**Work to do:** Copy each line below in which the word "image" occurs.

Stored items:
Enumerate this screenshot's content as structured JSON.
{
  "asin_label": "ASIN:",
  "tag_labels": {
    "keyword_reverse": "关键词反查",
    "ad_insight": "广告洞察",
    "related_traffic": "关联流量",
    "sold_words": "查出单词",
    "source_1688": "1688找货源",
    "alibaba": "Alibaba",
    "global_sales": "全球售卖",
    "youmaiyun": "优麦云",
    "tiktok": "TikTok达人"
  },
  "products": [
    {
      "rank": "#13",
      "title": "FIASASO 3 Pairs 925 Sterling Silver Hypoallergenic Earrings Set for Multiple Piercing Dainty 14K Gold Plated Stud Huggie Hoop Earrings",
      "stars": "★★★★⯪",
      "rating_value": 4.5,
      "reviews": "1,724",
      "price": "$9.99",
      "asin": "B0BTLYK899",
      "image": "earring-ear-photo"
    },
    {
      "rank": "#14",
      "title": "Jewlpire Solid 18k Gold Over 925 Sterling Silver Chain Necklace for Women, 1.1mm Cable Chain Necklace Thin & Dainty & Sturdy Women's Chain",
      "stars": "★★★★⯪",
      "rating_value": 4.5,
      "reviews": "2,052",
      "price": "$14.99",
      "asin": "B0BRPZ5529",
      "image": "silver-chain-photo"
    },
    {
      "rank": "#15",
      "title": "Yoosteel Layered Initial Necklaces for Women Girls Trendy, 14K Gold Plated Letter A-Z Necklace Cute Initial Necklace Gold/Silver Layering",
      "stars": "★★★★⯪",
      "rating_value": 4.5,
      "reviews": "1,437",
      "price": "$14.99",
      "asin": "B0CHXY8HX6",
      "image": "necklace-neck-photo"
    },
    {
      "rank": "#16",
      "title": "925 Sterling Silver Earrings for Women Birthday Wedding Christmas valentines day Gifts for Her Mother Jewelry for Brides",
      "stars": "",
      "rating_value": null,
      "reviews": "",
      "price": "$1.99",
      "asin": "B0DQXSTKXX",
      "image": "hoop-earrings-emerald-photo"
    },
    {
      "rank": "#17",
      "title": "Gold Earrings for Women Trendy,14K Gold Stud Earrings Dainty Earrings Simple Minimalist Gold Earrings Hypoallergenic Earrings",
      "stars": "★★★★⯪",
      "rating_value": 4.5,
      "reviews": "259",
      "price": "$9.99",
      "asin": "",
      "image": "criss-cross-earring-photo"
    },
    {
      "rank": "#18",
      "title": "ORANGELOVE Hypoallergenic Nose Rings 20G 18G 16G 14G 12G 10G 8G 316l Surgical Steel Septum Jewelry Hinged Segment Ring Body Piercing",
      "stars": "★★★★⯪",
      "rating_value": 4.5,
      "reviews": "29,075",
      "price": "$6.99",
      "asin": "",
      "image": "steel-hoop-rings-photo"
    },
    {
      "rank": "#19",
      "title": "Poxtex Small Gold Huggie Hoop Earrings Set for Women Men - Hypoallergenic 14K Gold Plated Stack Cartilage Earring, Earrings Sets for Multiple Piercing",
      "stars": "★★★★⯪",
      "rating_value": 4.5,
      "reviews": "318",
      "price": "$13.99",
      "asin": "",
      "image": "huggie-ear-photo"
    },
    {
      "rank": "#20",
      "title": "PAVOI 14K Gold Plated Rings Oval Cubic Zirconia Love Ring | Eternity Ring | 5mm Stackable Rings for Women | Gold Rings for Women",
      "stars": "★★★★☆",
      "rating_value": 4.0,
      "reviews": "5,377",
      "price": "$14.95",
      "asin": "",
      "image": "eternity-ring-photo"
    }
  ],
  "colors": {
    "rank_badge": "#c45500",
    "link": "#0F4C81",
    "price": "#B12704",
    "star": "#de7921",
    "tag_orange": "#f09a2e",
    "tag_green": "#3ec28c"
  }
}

**Right answer:**
      "image": "earring-ear-photo"
      "image": "silver-chain-photo"
      "image": "necklace-neck-photo"
      "image": "hoop-earrings-emerald-photo"
      "image": "criss-cross-earring-photo"
      "image": "steel-hoop-rings-photo"
      "image": "huggie-ear-photo"
      "image": "eternity-ring-photo"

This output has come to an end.